Exercise aim: Leave the pictures out and copy exactly the lines from the line containing "What data populates" to the line containing "Read all visible content and emit it as JSON.", both lines included.

Listing:
[START]

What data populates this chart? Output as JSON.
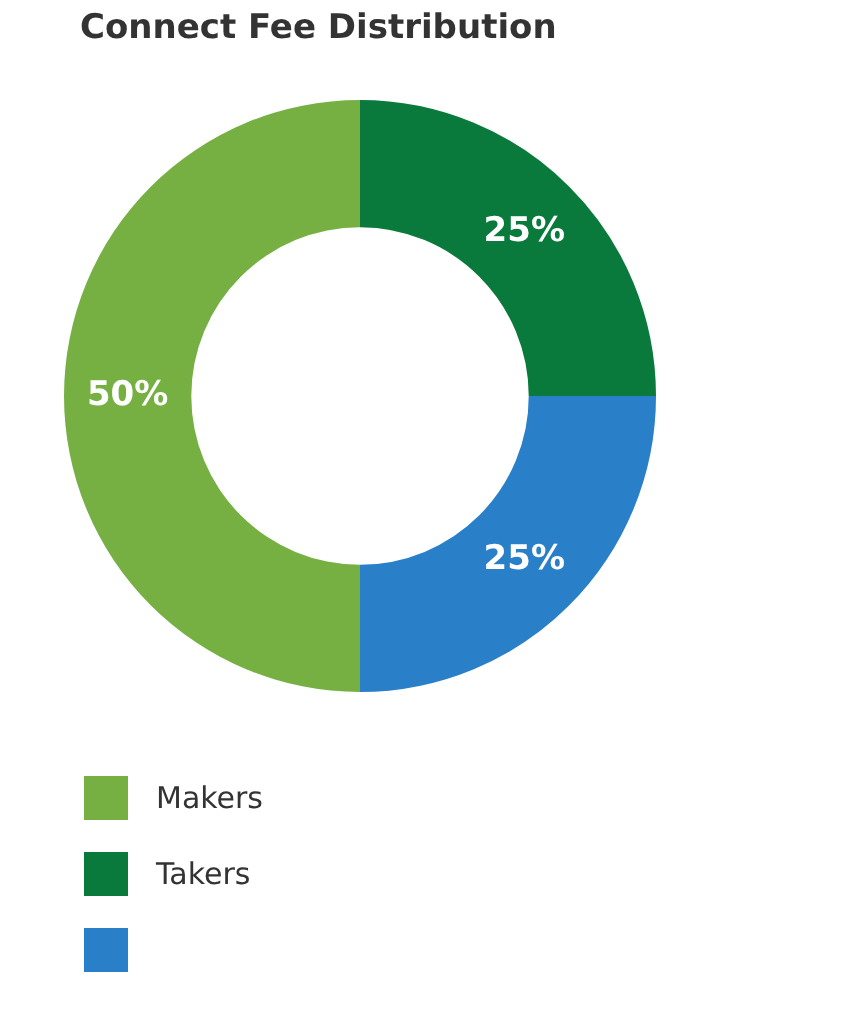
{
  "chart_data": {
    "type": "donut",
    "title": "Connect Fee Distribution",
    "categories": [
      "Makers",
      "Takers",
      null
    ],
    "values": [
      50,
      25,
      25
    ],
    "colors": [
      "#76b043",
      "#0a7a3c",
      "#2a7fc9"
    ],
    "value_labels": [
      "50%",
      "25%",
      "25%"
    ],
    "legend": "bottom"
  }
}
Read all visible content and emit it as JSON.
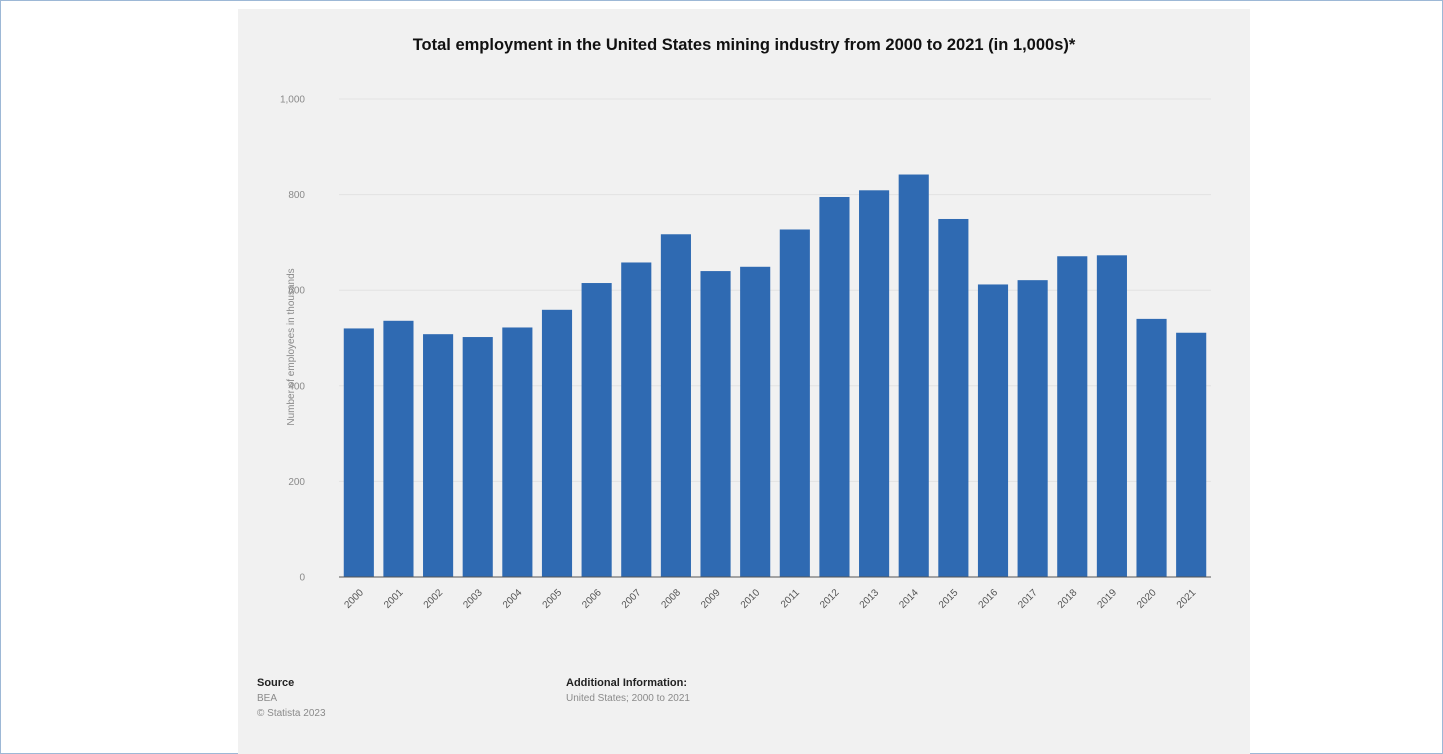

[END]
[START]

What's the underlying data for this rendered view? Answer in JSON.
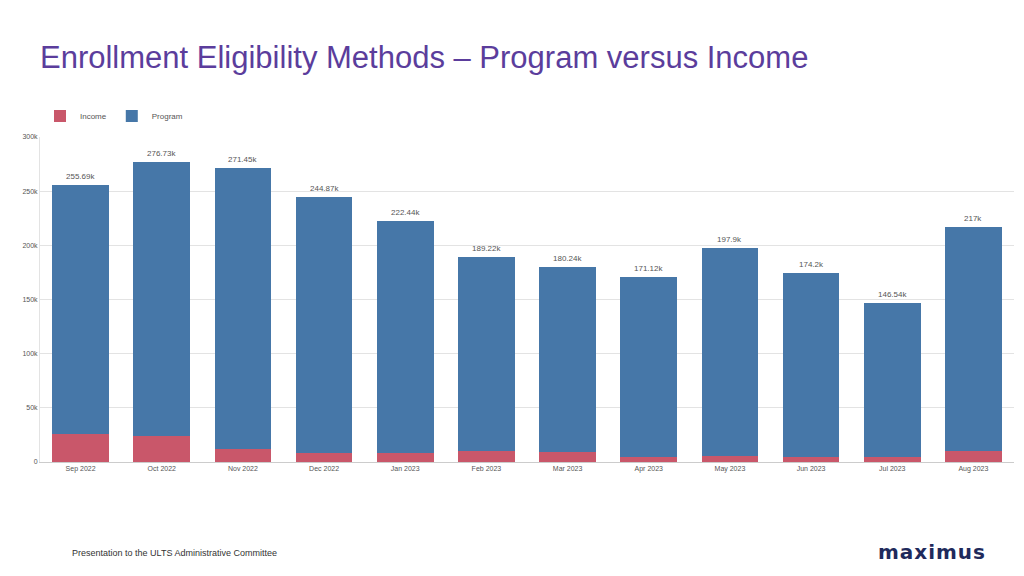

[END]

Answer to the task:
What data populates this chart? Output as JSON.
{
  "chart_data": {
    "type": "donut",
    "title": "Connect Fee Distribution",
    "categories": [
      "Makers",
      "Takers",
      null
    ],
    "values": [
      50,
      25,
      25
    ],
    "colors": [
      "#76b043",
      "#0a7a3c",
      "#2a7fc9"
    ],
    "value_labels": [
      "50%",
      "25%",
      "25%"
    ],
    "legend": "bottom"
  }
}
Read all visible content and emit it as JSON.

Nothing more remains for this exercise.